Stated task – Reproduce all the material exactly, minus any pictures it holds.

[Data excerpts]
################

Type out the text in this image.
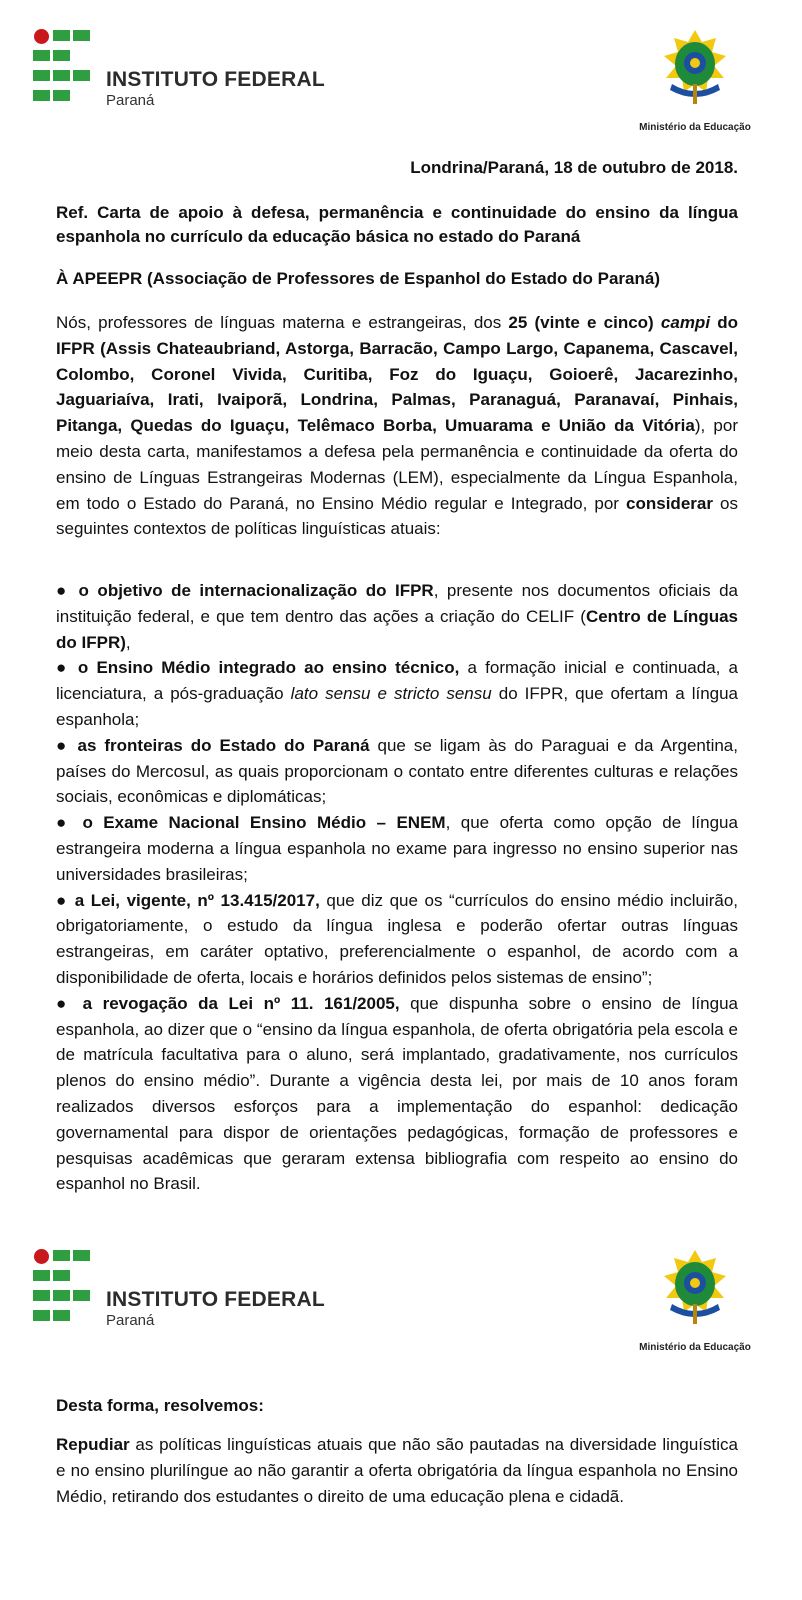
INSTITUTO FEDERAL
Paraná
Ministério da Educação
Londrina/Paraná, 18 de outubro de 2018.
Ref. Carta de apoio à defesa, permanência e continuidade do ensino da língua espanhola no currículo da educação básica no estado do Paraná
À APEEPR (Associação de Professores de Espanhol do Estado do Paraná)

Nós, professores de línguas materna e estrangeiras, dos 25 (vinte e cinco) campi do IFPR (Assis Chateaubriand, Astorga, Barracão, Campo Largo, Capanema, Cascavel, Colombo, Coronel Vivida, Curitiba, Foz do Iguaçu, Goioerê, Jacarezinho, Jaguariaíva, Irati, Ivaiporã, Londrina, Palmas, Paranaguá, Paranavaí, Pinhais, Pitanga, Quedas do Iguaçu, Telêmaco Borba, Umuarama e União da Vitória), por meio desta carta, manifestamos a defesa pela permanência e continuidade da oferta do ensino de Línguas Estrangeiras Modernas (LEM), especialmente da Língua Espanhola, em todo o Estado do Paraná, no Ensino Médio regular e Integrado, por considerar os seguintes contextos de políticas linguísticas atuais:

● o objetivo de internacionalização do IFPR, presente nos documentos oficiais da instituição federal, e que tem dentro das ações a criação do CELIF (Centro de Línguas do IFPR),

● o Ensino Médio integrado ao ensino técnico, a formação inicial e continuada, a licenciatura, a pós-graduação lato sensu e stricto sensu do IFPR, que ofertam a língua espanhola;

● as fronteiras do Estado do Paraná que se ligam às do Paraguai e da Argentina, países do Mercosul, as quais proporcionam o contato entre diferentes culturas e relações sociais, econômicas e diplomáticas;

● o Exame Nacional Ensino Médio – ENEM, que oferta como opção de língua estrangeira moderna a língua espanhola no exame para ingresso no ensino superior nas universidades brasileiras;

● a Lei, vigente, nº 13.415/2017, que diz que os “currículos do ensino médio incluirão, obrigatoriamente, o estudo da língua inglesa e poderão ofertar outras línguas estrangeiras, em caráter optativo, preferencialmente o espanhol, de acordo com a disponibilidade de oferta, locais e horários definidos pelos sistemas de ensino”;

● a revogação da Lei nº 11. 161/2005, que dispunha sobre o ensino de língua espanhola, ao dizer que o “ensino da língua espanhola, de oferta obrigatória pela escola e de matrícula facultativa para o aluno, será implantado, gradativamente, nos currículos plenos do ensino médio”. Durante a vigência desta lei, por mais de 10 anos foram realizados diversos esforços para a implementação do espanhol: dedicação governamental para dispor de orientações pedagógicas, formação de professores e pesquisas acadêmicas que geraram extensa bibliografia com respeito ao ensino do espanhol no Brasil.

INSTITUTO FEDERAL
Paraná
Ministério da Educação
Desta forma, resolvemos:

Repudiar as políticas linguísticas atuais que não são pautadas na diversidade linguística e no ensino plurilíngue ao não garantir a oferta obrigatória da língua espanhola no Ensino Médio, retirando dos estudantes o direito de uma educação plena e cidadã.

################

Response to this exercise –
Type out the text in this image.
INSTITUTO FEDERAL
Paraná
Ministério da Educação
Londrina/Paraná, 18 de outubro de 2018.
Ref. Carta de apoio à defesa, permanência e continuidade do ensino da língua espanhola no currículo da educação básica no estado do Paraná
À APEEPR (Associação de Professores de Espanhol do Estado do Paraná)

Nós, professores de línguas materna e estrangeiras, dos 25 (vinte e cinco) campi do IFPR (Assis Chateaubriand, Astorga, Barracão, Campo Largo, Capanema, Cascavel, Colombo, Coronel Vivida, Curitiba, Foz do Iguaçu, Goioerê, Jacarezinho, Jaguariaíva, Irati, Ivaiporã, Londrina, Palmas, Paranaguá, Paranavaí, Pinhais, Pitanga, Quedas do Iguaçu, Telêmaco Borba, Umuarama e União da Vitória), por meio desta carta, manifestamos a defesa pela permanência e continuidade da oferta do ensino de Línguas Estrangeiras Modernas (LEM), especialmente da Língua Espanhola, em todo o Estado do Paraná, no Ensino Médio regular e Integrado, por considerar os seguintes contextos de políticas linguísticas atuais:

● o objetivo de internacionalização do IFPR, presente nos documentos oficiais da instituição federal, e que tem dentro das ações a criação do CELIF (Centro de Línguas do IFPR),

● o Ensino Médio integrado ao ensino técnico, a formação inicial e continuada, a licenciatura, a pós-graduação lato sensu e stricto sensu do IFPR, que ofertam a língua espanhola;

● as fronteiras do Estado do Paraná que se ligam às do Paraguai e da Argentina, países do Mercosul, as quais proporcionam o contato entre diferentes culturas e relações sociais, econômicas e diplomáticas;

● o Exame Nacional Ensino Médio – ENEM, que oferta como opção de língua estrangeira moderna a língua espanhola no exame para ingresso no ensino superior nas universidades brasileiras;

● a Lei, vigente, nº 13.415/2017, que diz que os “currículos do ensino médio incluirão, obrigatoriamente, o estudo da língua inglesa e poderão ofertar outras línguas estrangeiras, em caráter optativo, preferencialmente o espanhol, de acordo com a disponibilidade de oferta, locais e horários definidos pelos sistemas de ensino”;

● a revogação da Lei nº 11. 161/2005, que dispunha sobre o ensino de língua espanhola, ao dizer que o “ensino da língua espanhola, de oferta obrigatória pela escola e de matrícula facultativa para o aluno, será implantado, gradativamente, nos currículos plenos do ensino médio”. Durante a vigência desta lei, por mais de 10 anos foram realizados diversos esforços para a implementação do espanhol: dedicação governamental para dispor de orientações pedagógicas, formação de professores e pesquisas acadêmicas que geraram extensa bibliografia com respeito ao ensino do espanhol no Brasil.

INSTITUTO FEDERAL
Paraná
Ministério da Educação
Desta forma, resolvemos:

Repudiar as políticas linguísticas atuais que não são pautadas na diversidade linguística e no ensino plurilíngue ao não garantir a oferta obrigatória da língua espanhola no Ensino Médio, retirando dos estudantes o direito de uma educação plena e cidadã.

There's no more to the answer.